# DOCUMENT
((

What exactly happens under the hood

This post aims to delve deeper into how the library works. Topics closely related to EGL, GLES and GPU vs CPU computing will be elaborated on here.

First of all, the library’s aim is to utilize BBB’s GPU block for computations. In OpenGL ES 3.0 we have compute shaders which can be used to perform computations utilizing GPUs. Also OpenCL is used for heterogeneous computations on general platforms, such as PC or embedded devices running Linux operating System. Since BBB’s GPU chips (SGX530) don’t support OpenGL ES 3.0 but support it’s 2.0 version, we have to utilize vertex and fragment shaders for our computations.

This is the old-school way of doing GPGPU computing before compute shaders were introduced. The data goes through vertex shader and then the actual computation happen in fragment shader. There of course remain some key decision and issues that have to be tackled, such as data format used for computations, size of the data to be computed and some GPU limitations (such as inability to sample textures in branches on SGX architectures).

This post will feature a lot of abbreviations which may be cryptic at first (or not if you are familiar with the Linux graphics stack). If you feel you are stuck and do not understand them, please refer to this post. (I of course did not find all of my answers there but at least had a stronger understanding thanks to it).

))

# STORED ROWS
((

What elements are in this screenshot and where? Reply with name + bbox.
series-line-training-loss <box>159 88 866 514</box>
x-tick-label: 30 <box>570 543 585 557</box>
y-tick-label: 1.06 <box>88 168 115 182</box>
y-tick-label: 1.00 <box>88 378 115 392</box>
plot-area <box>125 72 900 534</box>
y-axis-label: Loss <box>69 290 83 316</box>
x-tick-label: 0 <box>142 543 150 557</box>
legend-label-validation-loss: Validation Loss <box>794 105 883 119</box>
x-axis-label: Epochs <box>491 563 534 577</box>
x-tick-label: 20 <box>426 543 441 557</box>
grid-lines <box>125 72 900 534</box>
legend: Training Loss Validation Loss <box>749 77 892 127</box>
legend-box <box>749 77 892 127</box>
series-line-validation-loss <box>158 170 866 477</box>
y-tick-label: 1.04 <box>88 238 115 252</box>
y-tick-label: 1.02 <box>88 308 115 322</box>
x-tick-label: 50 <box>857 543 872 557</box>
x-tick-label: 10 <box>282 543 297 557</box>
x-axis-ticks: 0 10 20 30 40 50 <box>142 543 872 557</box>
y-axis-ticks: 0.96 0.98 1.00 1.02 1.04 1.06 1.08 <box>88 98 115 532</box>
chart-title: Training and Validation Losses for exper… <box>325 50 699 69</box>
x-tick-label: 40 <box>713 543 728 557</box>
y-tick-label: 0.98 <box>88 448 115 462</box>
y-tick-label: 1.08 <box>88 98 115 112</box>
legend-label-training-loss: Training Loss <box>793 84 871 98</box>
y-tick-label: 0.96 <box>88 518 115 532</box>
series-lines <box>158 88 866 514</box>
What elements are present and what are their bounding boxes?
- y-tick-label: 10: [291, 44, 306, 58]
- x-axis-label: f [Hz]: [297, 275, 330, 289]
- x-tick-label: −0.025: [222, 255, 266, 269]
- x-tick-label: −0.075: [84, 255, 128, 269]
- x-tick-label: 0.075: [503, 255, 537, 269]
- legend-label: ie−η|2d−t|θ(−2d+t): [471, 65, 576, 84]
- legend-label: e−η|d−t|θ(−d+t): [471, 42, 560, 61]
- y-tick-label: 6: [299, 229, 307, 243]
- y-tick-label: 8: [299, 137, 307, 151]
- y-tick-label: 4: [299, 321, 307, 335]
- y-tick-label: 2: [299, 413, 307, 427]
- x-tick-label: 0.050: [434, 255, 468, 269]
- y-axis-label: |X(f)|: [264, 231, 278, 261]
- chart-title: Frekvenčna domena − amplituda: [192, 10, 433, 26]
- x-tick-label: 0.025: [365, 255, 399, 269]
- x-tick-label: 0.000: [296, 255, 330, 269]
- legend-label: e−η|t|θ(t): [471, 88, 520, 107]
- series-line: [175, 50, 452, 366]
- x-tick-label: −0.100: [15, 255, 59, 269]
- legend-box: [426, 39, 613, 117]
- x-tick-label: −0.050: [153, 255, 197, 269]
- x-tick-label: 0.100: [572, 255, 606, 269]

))

# EXERCISE SET
(a) Repeat the stretch of the GPU computing post from "What exactly happens" through "elaborated on here.".
(b) Answer these questions from the GPU computing post:
(i) Which topics does the post say it will elaborate on?
(ii) Which GPU chips does BBB have?
(iii) In which shader does the actual computation happen?

# RESULTS OF THE EXERCISE
(a)
What exactly happens under the hood

This post aims to delve deeper into how the library works. Topics closely related to EGL, GLES and GPU vs CPU computing will be elaborated on here.

(b)
(i) Topics closely related to EGL, GLES and GPU vs CPU computing.
(ii) SGX530.
(iii) The fragment shader.